▶ Stored records:

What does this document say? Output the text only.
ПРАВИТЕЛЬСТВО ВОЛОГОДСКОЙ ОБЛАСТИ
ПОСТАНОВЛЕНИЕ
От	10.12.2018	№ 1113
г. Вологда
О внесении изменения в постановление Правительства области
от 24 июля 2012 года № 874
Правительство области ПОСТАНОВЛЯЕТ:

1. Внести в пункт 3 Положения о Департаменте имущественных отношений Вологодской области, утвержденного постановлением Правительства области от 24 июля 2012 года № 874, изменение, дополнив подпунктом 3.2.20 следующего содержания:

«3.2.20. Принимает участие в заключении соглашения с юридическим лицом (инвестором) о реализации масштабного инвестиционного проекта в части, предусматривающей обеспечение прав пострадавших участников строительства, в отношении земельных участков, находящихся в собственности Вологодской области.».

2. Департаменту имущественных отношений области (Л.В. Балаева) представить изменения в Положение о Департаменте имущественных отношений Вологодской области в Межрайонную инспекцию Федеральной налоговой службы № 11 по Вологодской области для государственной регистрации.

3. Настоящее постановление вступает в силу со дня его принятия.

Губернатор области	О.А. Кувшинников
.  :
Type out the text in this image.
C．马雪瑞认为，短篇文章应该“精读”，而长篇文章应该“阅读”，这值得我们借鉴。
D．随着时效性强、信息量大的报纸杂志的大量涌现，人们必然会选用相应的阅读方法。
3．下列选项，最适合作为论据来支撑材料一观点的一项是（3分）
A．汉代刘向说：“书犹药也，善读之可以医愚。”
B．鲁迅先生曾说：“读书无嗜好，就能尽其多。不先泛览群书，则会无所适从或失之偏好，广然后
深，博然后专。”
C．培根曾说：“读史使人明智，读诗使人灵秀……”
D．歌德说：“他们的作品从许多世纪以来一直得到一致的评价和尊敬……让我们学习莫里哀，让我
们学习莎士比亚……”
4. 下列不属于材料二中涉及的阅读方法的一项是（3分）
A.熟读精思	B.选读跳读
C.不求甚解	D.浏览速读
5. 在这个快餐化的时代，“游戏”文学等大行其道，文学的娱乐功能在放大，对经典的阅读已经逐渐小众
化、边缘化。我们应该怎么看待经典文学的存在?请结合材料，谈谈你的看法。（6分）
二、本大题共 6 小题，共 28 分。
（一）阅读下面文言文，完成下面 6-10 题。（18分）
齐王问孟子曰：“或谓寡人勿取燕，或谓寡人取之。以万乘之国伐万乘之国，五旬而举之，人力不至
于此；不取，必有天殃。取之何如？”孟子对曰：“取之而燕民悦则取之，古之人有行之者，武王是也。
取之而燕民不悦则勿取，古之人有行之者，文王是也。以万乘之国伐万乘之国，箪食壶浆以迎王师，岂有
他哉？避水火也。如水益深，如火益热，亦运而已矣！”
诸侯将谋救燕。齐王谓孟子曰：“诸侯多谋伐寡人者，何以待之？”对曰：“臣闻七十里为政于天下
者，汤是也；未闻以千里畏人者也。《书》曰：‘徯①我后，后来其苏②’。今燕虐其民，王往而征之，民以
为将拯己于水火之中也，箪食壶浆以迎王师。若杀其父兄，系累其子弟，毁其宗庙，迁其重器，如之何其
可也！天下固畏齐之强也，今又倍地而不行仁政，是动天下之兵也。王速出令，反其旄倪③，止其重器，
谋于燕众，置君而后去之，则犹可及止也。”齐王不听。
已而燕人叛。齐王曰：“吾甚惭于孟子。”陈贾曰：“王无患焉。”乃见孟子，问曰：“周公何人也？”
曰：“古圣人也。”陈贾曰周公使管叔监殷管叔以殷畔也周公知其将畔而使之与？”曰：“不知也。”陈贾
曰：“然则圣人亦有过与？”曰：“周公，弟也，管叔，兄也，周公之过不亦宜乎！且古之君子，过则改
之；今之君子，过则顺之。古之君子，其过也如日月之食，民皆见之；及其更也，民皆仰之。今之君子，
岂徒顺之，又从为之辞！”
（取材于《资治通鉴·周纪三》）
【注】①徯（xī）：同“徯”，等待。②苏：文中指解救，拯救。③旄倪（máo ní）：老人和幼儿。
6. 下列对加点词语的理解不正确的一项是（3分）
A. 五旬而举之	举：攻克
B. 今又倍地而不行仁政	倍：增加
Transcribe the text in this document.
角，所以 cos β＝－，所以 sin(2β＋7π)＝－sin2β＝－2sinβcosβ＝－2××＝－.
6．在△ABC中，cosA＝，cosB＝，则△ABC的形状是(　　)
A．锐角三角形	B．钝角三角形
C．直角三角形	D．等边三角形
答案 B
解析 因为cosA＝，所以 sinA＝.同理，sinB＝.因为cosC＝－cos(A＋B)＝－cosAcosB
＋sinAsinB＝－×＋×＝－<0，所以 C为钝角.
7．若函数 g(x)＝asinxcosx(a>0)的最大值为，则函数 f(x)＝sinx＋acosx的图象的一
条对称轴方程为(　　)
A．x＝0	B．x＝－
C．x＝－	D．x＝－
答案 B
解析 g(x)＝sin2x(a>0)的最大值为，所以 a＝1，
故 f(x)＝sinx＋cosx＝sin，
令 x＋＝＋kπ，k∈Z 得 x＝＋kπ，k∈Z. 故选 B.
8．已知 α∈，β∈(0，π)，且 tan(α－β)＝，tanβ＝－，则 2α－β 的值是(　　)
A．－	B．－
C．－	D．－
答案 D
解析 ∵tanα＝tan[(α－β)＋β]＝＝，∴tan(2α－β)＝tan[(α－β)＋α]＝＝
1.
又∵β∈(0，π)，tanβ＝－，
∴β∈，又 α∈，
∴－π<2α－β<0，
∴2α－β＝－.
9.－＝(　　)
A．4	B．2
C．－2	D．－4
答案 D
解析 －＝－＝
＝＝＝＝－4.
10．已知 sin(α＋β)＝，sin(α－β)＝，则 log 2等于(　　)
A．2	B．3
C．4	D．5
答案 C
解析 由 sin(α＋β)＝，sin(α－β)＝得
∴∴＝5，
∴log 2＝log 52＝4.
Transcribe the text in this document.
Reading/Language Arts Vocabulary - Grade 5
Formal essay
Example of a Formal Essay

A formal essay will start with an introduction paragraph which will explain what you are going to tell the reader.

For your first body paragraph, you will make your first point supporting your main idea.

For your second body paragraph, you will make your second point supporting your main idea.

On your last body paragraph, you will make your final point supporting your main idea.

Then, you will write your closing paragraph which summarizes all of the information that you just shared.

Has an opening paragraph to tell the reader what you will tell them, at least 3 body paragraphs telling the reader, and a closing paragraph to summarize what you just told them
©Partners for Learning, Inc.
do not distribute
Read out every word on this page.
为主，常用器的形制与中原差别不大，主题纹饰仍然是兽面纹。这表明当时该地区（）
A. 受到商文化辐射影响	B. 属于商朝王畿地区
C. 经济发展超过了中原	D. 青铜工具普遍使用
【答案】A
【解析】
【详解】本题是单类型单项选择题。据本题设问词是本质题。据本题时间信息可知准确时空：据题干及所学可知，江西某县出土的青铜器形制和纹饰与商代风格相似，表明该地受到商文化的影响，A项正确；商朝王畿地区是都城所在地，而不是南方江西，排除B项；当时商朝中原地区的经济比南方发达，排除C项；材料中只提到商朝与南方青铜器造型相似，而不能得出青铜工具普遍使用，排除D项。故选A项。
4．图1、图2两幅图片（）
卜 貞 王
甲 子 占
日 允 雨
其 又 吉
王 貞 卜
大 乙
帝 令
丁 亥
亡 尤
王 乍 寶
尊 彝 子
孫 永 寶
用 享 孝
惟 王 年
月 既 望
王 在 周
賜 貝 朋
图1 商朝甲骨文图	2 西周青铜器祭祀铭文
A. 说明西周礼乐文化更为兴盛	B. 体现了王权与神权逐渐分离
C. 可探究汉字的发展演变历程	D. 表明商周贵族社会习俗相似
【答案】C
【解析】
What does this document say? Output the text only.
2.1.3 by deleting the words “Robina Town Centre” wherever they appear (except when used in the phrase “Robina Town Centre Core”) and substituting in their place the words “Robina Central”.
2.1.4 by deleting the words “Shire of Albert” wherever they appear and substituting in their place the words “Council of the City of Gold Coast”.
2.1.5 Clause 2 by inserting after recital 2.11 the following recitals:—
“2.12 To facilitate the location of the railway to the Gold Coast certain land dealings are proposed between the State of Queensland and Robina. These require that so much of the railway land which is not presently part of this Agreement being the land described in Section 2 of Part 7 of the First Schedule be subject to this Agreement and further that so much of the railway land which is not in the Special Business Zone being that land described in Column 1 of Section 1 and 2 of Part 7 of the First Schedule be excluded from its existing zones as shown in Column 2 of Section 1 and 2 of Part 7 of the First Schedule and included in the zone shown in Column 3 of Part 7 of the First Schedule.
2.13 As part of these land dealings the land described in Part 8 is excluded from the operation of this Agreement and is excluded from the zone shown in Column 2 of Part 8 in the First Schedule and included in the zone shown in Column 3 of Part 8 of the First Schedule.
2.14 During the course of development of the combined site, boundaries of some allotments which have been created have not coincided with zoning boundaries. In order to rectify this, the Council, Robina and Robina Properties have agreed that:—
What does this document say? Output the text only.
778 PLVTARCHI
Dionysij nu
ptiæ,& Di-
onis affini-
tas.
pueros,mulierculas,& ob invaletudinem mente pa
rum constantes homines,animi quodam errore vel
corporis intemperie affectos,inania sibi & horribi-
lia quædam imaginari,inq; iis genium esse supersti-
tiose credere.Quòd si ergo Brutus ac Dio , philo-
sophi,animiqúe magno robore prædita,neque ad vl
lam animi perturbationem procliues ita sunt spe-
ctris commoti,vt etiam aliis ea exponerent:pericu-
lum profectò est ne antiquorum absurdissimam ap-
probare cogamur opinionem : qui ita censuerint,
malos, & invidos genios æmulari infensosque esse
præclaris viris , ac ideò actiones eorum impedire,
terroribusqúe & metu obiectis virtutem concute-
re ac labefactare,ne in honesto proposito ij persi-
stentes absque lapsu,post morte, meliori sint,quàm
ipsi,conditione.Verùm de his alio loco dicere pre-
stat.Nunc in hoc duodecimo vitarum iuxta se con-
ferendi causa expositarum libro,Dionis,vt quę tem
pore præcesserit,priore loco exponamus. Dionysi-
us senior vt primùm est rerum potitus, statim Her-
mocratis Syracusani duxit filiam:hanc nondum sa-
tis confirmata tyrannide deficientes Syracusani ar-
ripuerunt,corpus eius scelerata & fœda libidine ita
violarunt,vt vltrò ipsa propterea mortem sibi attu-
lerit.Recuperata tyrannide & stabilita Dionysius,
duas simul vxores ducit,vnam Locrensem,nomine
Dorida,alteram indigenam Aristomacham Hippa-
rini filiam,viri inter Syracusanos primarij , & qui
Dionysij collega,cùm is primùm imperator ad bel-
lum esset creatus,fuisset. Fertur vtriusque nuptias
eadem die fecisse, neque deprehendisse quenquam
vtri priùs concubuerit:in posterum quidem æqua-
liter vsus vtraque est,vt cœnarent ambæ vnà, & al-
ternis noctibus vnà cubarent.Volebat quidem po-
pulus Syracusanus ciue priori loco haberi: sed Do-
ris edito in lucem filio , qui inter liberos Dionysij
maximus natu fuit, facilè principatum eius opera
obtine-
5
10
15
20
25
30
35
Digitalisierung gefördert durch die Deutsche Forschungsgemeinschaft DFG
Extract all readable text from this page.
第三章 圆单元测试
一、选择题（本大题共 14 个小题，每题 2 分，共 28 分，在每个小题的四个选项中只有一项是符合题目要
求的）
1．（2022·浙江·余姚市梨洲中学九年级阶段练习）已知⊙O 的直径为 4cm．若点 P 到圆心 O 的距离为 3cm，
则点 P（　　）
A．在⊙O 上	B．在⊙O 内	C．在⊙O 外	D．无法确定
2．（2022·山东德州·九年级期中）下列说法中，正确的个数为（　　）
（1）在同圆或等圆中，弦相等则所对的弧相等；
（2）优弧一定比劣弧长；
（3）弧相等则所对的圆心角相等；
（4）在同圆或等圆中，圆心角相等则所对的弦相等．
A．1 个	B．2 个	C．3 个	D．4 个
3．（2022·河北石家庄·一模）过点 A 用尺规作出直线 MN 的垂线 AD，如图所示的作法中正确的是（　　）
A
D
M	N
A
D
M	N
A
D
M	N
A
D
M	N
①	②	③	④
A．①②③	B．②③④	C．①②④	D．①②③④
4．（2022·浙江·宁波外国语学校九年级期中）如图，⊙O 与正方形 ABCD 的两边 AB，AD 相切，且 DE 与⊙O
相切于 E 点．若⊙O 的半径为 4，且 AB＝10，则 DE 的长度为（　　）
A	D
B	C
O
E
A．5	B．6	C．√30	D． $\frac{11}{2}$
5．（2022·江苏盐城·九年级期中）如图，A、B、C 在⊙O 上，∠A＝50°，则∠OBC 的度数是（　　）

▶ Exercise objective: Your task is to reproduce, exactly and exclusively, the lines from the one holding "Extract all readable text from this page." through the final line of the listing.

▶ Expected answer:
Extract all readable text from this page.
第三章 圆单元测试
一、选择题（本大题共 14 个小题，每题 2 分，共 28 分，在每个小题的四个选项中只有一项是符合题目要
求的）
1．（2022·浙江·余姚市梨洲中学九年级阶段练习）已知⊙O 的直径为 4cm．若点 P 到圆心 O 的距离为 3cm，
则点 P（　　）
A．在⊙O 上	B．在⊙O 内	C．在⊙O 外	D．无法确定
2．（2022·山东德州·九年级期中）下列说法中，正确的个数为（　　）
（1）在同圆或等圆中，弦相等则所对的弧相等；
（2）优弧一定比劣弧长；
（3）弧相等则所对的圆心角相等；
（4）在同圆或等圆中，圆心角相等则所对的弦相等．
A．1 个	B．2 个	C．3 个	D．4 个
3．（2022·河北石家庄·一模）过点 A 用尺规作出直线 MN 的垂线 AD，如图所示的作法中正确的是（　　）
A
D
M	N
A
D
M	N
A
D
M	N
A
D
M	N
①	②	③	④
A．①②③	B．②③④	C．①②④	D．①②③④
4．（2022·浙江·宁波外国语学校九年级期中）如图，⊙O 与正方形 ABCD 的两边 AB，AD 相切，且 DE 与⊙O
相切于 E 点．若⊙O 的半径为 4，且 AB＝10，则 DE 的长度为（　　）
A	D
B	C
O
E
A．5	B．6	C．√30	D． $\frac{11}{2}$
5．（2022·江苏盐城·九年级期中）如图，A、B、C 在⊙O 上，∠A＝50°，则∠OBC 的度数是（　　）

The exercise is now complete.